● WHAT TO DO
Write the records below out again exactly as given, with no images.

● Records from a data source
+===+
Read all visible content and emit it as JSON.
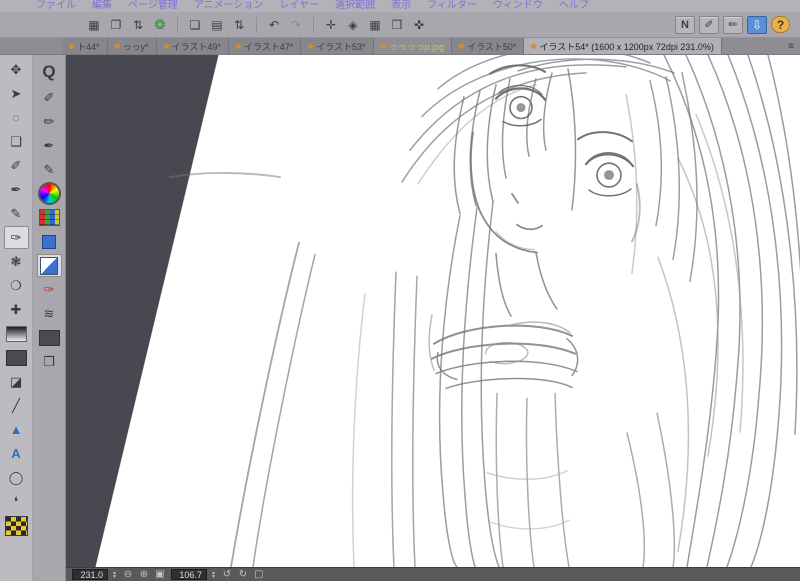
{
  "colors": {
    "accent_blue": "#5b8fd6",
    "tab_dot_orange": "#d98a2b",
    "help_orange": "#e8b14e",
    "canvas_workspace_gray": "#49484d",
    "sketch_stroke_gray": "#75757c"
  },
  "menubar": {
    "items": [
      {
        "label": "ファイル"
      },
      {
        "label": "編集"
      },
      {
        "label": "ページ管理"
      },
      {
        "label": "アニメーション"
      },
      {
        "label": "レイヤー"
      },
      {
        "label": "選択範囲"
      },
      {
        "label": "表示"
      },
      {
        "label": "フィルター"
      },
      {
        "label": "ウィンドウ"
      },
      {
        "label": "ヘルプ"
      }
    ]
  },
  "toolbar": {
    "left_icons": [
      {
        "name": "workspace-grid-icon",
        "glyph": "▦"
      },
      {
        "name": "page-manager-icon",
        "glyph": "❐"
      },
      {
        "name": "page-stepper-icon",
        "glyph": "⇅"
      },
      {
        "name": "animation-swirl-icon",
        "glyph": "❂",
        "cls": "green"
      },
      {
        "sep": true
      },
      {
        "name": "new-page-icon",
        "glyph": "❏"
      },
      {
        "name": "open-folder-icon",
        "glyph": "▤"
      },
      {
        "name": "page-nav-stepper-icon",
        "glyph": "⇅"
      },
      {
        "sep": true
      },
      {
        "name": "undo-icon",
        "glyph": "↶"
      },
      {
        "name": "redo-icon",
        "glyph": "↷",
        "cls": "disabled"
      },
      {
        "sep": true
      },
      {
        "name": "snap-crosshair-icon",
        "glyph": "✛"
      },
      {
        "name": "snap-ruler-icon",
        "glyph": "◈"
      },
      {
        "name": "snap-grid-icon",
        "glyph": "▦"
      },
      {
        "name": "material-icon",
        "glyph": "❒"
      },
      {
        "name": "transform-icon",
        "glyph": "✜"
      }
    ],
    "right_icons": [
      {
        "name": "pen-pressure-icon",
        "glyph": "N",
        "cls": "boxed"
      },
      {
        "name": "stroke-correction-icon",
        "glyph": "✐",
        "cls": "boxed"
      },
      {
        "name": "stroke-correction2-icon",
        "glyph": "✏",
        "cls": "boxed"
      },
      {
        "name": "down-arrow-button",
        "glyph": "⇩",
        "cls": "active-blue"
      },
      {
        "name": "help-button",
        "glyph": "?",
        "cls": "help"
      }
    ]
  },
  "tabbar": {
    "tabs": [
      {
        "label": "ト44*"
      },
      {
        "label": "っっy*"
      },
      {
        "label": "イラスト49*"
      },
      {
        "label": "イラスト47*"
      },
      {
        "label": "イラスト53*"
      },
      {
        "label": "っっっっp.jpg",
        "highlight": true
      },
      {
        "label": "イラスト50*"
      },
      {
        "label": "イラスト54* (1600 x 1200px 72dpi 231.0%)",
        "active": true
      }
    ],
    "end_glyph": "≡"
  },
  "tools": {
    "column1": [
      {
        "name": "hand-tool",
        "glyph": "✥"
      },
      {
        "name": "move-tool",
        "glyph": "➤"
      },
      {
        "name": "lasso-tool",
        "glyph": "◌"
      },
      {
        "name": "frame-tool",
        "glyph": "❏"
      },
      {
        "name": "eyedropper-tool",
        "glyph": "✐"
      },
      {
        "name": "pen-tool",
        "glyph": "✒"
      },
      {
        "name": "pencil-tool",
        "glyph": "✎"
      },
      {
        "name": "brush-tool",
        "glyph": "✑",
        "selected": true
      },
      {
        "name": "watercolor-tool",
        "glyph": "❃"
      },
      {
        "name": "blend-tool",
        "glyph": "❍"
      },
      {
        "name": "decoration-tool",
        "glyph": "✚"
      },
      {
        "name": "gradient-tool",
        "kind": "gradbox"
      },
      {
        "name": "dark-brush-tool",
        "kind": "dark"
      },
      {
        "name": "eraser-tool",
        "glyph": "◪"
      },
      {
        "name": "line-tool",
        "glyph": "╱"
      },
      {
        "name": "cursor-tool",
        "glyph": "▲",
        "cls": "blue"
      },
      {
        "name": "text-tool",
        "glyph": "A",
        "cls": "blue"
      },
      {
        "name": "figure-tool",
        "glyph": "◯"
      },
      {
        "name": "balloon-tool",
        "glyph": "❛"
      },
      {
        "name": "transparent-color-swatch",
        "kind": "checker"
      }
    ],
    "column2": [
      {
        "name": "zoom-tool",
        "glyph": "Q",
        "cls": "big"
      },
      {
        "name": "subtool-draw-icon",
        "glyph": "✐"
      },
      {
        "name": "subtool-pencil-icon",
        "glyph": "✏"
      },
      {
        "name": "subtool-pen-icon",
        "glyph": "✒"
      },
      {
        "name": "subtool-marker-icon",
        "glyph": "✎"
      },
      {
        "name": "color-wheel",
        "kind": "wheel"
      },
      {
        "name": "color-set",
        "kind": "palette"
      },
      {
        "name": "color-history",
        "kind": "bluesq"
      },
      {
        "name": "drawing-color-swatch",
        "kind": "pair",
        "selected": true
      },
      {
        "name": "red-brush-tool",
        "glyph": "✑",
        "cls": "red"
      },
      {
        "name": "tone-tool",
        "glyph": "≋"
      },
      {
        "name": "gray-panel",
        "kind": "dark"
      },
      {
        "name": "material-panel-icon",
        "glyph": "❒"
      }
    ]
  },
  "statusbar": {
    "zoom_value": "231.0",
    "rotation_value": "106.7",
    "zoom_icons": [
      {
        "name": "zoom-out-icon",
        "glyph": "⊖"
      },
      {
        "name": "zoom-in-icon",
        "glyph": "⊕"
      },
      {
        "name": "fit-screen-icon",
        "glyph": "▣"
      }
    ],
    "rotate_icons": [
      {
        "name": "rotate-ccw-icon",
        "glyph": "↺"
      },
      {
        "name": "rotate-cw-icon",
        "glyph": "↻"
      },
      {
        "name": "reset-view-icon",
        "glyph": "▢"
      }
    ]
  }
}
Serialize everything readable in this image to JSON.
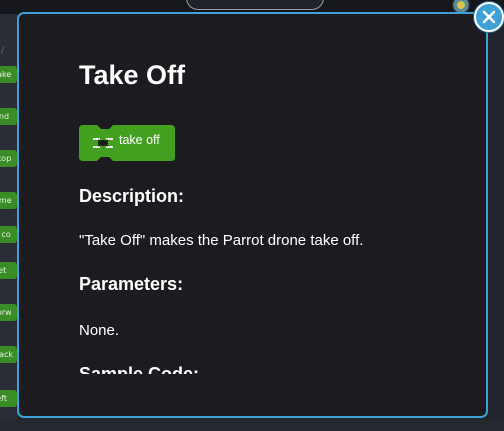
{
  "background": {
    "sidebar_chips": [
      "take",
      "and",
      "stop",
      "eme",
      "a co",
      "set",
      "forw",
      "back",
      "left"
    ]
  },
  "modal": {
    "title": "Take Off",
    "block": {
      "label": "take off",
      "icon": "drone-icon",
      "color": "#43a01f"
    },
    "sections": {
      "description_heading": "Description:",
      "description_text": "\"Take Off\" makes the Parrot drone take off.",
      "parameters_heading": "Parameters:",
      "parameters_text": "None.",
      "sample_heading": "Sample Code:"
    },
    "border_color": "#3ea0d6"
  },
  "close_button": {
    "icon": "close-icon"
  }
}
+===+
● RESPONSE TO THIS TASK
Read all visible content and emit it as JSON.
{
  "colors": {
    "accent_blue": "#5b8fd6",
    "tab_dot_orange": "#d98a2b",
    "help_orange": "#e8b14e",
    "canvas_workspace_gray": "#49484d",
    "sketch_stroke_gray": "#75757c"
  },
  "menubar": {
    "items": [
      {
        "label": "ファイル"
      },
      {
        "label": "編集"
      },
      {
        "label": "ページ管理"
      },
      {
        "label": "アニメーション"
      },
      {
        "label": "レイヤー"
      },
      {
        "label": "選択範囲"
      },
      {
        "label": "表示"
      },
      {
        "label": "フィルター"
      },
      {
        "label": "ウィンドウ"
      },
      {
        "label": "ヘルプ"
      }
    ]
  },
  "toolbar": {
    "left_icons": [
      {
        "name": "workspace-grid-icon",
        "glyph": "▦"
      },
      {
        "name": "page-manager-icon",
        "glyph": "❐"
      },
      {
        "name": "page-stepper-icon",
        "glyph": "⇅"
      },
      {
        "name": "animation-swirl-icon",
        "glyph": "❂",
        "cls": "green"
      },
      {
        "sep": true
      },
      {
        "name": "new-page-icon",
        "glyph": "❏"
      },
      {
        "name": "open-folder-icon",
        "glyph": "▤"
      },
      {
        "name": "page-nav-stepper-icon",
        "glyph": "⇅"
      },
      {
        "sep": true
      },
      {
        "name": "undo-icon",
        "glyph": "↶"
      },
      {
        "name": "redo-icon",
        "glyph": "↷",
        "cls": "disabled"
      },
      {
        "sep": true
      },
      {
        "name": "snap-crosshair-icon",
        "glyph": "✛"
      },
      {
        "name": "snap-ruler-icon",
        "glyph": "◈"
      },
      {
        "name": "snap-grid-icon",
        "glyph": "▦"
      },
      {
        "name": "material-icon",
        "glyph": "❒"
      },
      {
        "name": "transform-icon",
        "glyph": "✜"
      }
    ],
    "right_icons": [
      {
        "name": "pen-pressure-icon",
        "glyph": "N",
        "cls": "boxed"
      },
      {
        "name": "stroke-correction-icon",
        "glyph": "✐",
        "cls": "boxed"
      },
      {
        "name": "stroke-correction2-icon",
        "glyph": "✏",
        "cls": "boxed"
      },
      {
        "name": "down-arrow-button",
        "glyph": "⇩",
        "cls": "active-blue"
      },
      {
        "name": "help-button",
        "glyph": "?",
        "cls": "help"
      }
    ]
  },
  "tabbar": {
    "tabs": [
      {
        "label": "ト44*"
      },
      {
        "label": "っっy*"
      },
      {
        "label": "イラスト49*"
      },
      {
        "label": "イラスト47*"
      },
      {
        "label": "イラスト53*"
      },
      {
        "label": "っっっっp.jpg",
        "highlight": true
      },
      {
        "label": "イラスト50*"
      },
      {
        "label": "イラスト54* (1600 x 1200px 72dpi 231.0%)",
        "active": true
      }
    ],
    "end_glyph": "≡"
  },
  "tools": {
    "column1": [
      {
        "name": "hand-tool",
        "glyph": "✥"
      },
      {
        "name": "move-tool",
        "glyph": "➤"
      },
      {
        "name": "lasso-tool",
        "glyph": "◌"
      },
      {
        "name": "frame-tool",
        "glyph": "❏"
      },
      {
        "name": "eyedropper-tool",
        "glyph": "✐"
      },
      {
        "name": "pen-tool",
        "glyph": "✒"
      },
      {
        "name": "pencil-tool",
        "glyph": "✎"
      },
      {
        "name": "brush-tool",
        "glyph": "✑",
        "selected": true
      },
      {
        "name": "watercolor-tool",
        "glyph": "❃"
      },
      {
        "name": "blend-tool",
        "glyph": "❍"
      },
      {
        "name": "decoration-tool",
        "glyph": "✚"
      },
      {
        "name": "gradient-tool",
        "kind": "gradbox"
      },
      {
        "name": "dark-brush-tool",
        "kind": "dark"
      },
      {
        "name": "eraser-tool",
        "glyph": "◪"
      },
      {
        "name": "line-tool",
        "glyph": "╱"
      },
      {
        "name": "cursor-tool",
        "glyph": "▲",
        "cls": "blue"
      },
      {
        "name": "text-tool",
        "glyph": "A",
        "cls": "blue"
      },
      {
        "name": "figure-tool",
        "glyph": "◯"
      },
      {
        "name": "balloon-tool",
        "glyph": "❛"
      },
      {
        "name": "transparent-color-swatch",
        "kind": "checker"
      }
    ],
    "column2": [
      {
        "name": "zoom-tool",
        "glyph": "Q",
        "cls": "big"
      },
      {
        "name": "subtool-draw-icon",
        "glyph": "✐"
      },
      {
        "name": "subtool-pencil-icon",
        "glyph": "✏"
      },
      {
        "name": "subtool-pen-icon",
        "glyph": "✒"
      },
      {
        "name": "subtool-marker-icon",
        "glyph": "✎"
      },
      {
        "name": "color-wheel",
        "kind": "wheel"
      },
      {
        "name": "color-set",
        "kind": "palette"
      },
      {
        "name": "color-history",
        "kind": "bluesq"
      },
      {
        "name": "drawing-color-swatch",
        "kind": "pair",
        "selected": true
      },
      {
        "name": "red-brush-tool",
        "glyph": "✑",
        "cls": "red"
      },
      {
        "name": "tone-tool",
        "glyph": "≋"
      },
      {
        "name": "gray-panel",
        "kind": "dark"
      },
      {
        "name": "material-panel-icon",
        "glyph": "❒"
      }
    ]
  },
  "statusbar": {
    "zoom_value": "231.0",
    "rotation_value": "106.7",
    "zoom_icons": [
      {
        "name": "zoom-out-icon",
        "glyph": "⊖"
      },
      {
        "name": "zoom-in-icon",
        "glyph": "⊕"
      },
      {
        "name": "fit-screen-icon",
        "glyph": "▣"
      }
    ],
    "rotate_icons": [
      {
        "name": "rotate-ccw-icon",
        "glyph": "↺"
      },
      {
        "name": "rotate-cw-icon",
        "glyph": "↻"
      },
      {
        "name": "reset-view-icon",
        "glyph": "▢"
      }
    ]
  }
}
Serialize everything readable in this image to JSON.
{
  "background": {
    "sidebar_chips": [
      "take",
      "and",
      "stop",
      "eme",
      "a co",
      "set",
      "forw",
      "back",
      "left"
    ]
  },
  "modal": {
    "title": "Take Off",
    "block": {
      "label": "take off",
      "icon": "drone-icon",
      "color": "#43a01f"
    },
    "sections": {
      "description_heading": "Description:",
      "description_text": "\"Take Off\" makes the Parrot drone take off.",
      "parameters_heading": "Parameters:",
      "parameters_text": "None.",
      "sample_heading": "Sample Code:"
    },
    "border_color": "#3ea0d6"
  },
  "close_button": {
    "icon": "close-icon"
  }
}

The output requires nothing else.